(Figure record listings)
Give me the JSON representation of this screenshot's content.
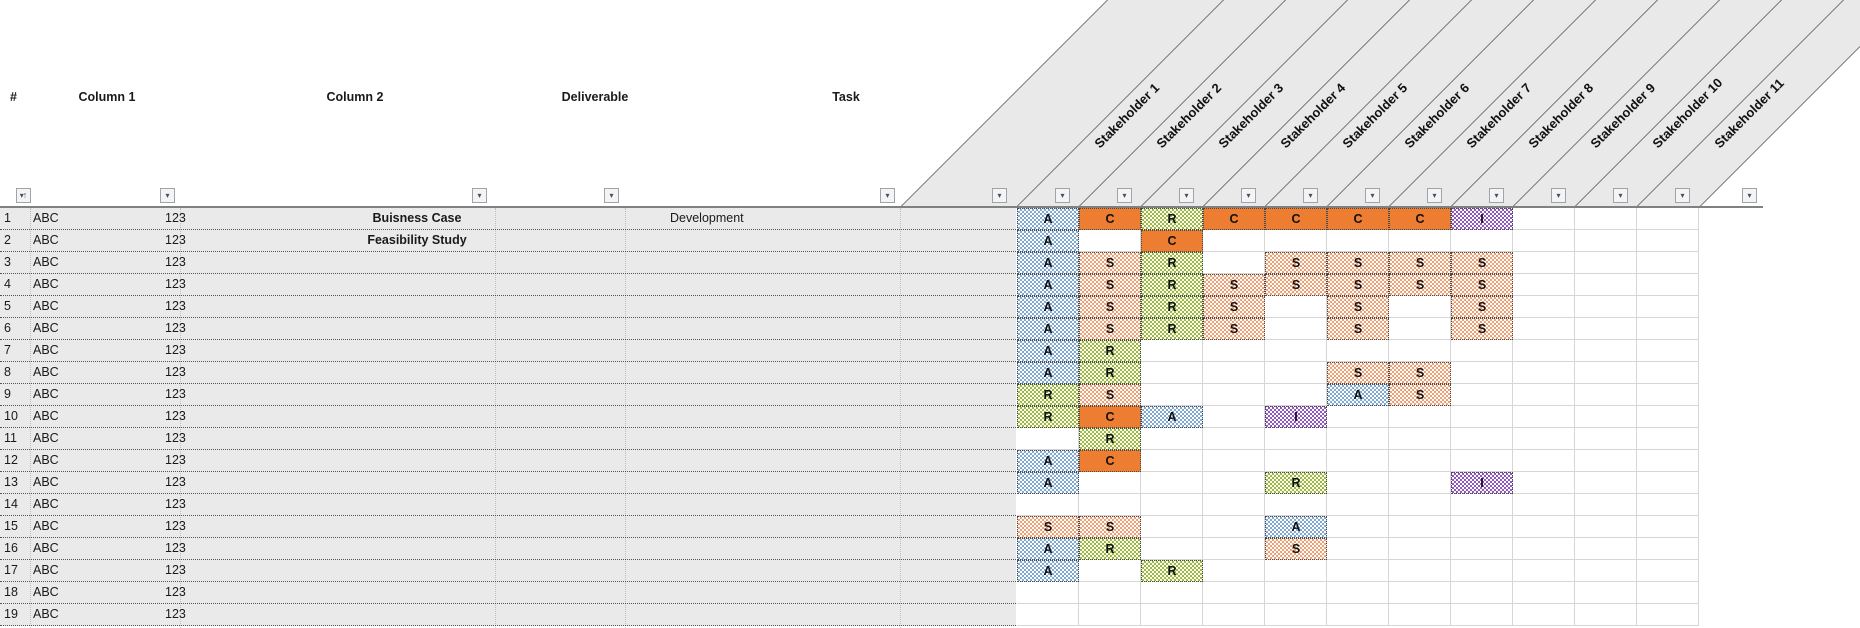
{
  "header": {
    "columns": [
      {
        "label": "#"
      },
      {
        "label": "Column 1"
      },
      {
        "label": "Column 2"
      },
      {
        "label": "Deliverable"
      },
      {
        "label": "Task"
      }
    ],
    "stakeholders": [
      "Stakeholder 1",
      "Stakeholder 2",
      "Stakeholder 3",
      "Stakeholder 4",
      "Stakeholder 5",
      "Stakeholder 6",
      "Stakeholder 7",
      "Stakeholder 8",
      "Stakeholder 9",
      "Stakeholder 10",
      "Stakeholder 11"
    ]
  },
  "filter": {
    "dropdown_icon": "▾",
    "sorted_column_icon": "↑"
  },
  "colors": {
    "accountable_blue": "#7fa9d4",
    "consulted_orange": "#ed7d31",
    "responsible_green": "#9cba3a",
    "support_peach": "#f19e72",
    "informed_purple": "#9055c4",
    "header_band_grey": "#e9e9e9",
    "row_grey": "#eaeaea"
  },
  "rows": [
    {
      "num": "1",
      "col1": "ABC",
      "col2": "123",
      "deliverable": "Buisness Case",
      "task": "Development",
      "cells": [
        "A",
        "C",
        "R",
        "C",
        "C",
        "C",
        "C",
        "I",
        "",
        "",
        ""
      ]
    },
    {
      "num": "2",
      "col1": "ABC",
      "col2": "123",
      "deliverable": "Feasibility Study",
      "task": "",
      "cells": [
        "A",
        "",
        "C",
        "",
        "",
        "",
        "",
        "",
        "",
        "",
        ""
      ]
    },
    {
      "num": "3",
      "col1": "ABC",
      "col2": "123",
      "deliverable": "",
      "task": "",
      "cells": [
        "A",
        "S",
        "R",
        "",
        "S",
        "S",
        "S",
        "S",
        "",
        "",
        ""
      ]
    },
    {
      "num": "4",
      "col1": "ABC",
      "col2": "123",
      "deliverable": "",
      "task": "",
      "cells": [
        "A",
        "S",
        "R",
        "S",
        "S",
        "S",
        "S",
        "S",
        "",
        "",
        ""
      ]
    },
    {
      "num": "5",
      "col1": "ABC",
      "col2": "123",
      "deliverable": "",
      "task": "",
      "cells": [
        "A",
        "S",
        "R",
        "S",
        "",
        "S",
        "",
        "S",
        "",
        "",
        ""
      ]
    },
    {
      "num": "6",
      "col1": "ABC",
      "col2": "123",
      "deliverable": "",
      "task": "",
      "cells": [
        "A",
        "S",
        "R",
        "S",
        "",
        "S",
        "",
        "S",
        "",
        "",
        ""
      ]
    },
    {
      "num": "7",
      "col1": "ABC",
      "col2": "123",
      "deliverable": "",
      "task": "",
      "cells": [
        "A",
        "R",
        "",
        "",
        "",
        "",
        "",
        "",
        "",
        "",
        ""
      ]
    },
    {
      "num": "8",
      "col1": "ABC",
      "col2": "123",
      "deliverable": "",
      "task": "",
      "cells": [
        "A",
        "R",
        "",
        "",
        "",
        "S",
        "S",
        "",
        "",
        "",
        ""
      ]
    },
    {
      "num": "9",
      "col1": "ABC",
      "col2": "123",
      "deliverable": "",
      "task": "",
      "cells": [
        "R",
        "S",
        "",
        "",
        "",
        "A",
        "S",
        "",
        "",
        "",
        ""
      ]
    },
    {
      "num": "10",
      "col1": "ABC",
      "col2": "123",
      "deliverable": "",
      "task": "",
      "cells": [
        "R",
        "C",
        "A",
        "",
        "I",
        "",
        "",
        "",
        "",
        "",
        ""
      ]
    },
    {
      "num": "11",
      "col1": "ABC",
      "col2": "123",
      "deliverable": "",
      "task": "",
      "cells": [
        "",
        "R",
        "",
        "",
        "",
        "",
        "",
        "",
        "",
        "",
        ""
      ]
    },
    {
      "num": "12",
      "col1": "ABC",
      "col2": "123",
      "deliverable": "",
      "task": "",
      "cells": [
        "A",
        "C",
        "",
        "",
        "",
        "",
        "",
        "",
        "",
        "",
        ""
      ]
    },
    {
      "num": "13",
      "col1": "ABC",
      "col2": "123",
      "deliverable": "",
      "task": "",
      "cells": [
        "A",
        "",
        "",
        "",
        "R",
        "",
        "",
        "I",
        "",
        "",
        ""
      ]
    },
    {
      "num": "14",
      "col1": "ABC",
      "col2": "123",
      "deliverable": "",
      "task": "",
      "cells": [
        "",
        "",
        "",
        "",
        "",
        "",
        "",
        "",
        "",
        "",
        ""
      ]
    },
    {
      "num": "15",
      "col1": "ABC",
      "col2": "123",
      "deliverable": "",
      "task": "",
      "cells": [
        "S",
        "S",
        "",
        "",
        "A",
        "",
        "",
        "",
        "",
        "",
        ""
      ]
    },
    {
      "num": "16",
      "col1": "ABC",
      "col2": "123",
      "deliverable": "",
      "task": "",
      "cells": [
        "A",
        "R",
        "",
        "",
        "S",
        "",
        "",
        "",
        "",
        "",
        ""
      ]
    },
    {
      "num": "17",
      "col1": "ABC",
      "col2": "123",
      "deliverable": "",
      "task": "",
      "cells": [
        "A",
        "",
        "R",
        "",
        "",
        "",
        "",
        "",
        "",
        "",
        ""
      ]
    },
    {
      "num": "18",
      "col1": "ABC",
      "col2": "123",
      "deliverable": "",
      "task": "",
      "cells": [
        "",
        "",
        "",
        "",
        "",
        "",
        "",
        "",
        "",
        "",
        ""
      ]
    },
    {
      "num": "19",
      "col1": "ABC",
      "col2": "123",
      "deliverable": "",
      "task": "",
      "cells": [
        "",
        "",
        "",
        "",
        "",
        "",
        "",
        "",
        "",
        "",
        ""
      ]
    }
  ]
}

---

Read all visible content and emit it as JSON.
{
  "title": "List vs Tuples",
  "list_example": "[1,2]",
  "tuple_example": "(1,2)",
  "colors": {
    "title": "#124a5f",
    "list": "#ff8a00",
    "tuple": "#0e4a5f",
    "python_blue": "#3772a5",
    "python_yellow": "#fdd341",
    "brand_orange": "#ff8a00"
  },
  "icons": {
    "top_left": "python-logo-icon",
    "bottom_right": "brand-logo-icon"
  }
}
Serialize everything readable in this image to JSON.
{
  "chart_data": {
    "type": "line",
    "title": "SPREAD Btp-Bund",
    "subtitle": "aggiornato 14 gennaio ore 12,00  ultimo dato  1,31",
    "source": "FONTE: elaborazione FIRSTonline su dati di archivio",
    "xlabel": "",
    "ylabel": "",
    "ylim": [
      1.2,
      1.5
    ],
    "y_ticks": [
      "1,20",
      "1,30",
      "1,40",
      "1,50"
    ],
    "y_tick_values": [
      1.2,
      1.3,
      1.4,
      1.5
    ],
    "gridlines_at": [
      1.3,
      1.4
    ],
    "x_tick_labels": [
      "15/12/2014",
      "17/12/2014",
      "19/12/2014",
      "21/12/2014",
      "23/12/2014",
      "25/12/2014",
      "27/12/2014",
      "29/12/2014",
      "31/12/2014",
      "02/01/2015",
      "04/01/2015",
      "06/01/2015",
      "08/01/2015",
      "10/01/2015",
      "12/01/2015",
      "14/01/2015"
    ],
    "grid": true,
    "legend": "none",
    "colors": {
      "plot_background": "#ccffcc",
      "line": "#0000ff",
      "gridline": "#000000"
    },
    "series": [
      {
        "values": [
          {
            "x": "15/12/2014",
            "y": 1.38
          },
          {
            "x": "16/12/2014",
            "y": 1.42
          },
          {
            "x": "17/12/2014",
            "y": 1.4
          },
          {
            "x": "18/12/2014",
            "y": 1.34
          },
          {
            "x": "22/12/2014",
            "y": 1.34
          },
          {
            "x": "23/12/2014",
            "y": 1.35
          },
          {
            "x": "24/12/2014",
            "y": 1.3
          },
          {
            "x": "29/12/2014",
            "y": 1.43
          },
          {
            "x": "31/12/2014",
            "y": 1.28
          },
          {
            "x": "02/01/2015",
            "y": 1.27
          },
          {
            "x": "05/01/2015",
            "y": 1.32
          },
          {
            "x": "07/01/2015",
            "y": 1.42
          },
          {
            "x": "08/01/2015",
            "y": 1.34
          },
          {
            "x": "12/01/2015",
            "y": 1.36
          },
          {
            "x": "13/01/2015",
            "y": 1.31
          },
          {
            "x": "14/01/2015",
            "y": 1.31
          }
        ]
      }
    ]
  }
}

• _EXERCISE DIRECTIONS_
Find how many lines of the material carry the string "content". Only the number should be in the answer.

• _FULL SOLUTION_
2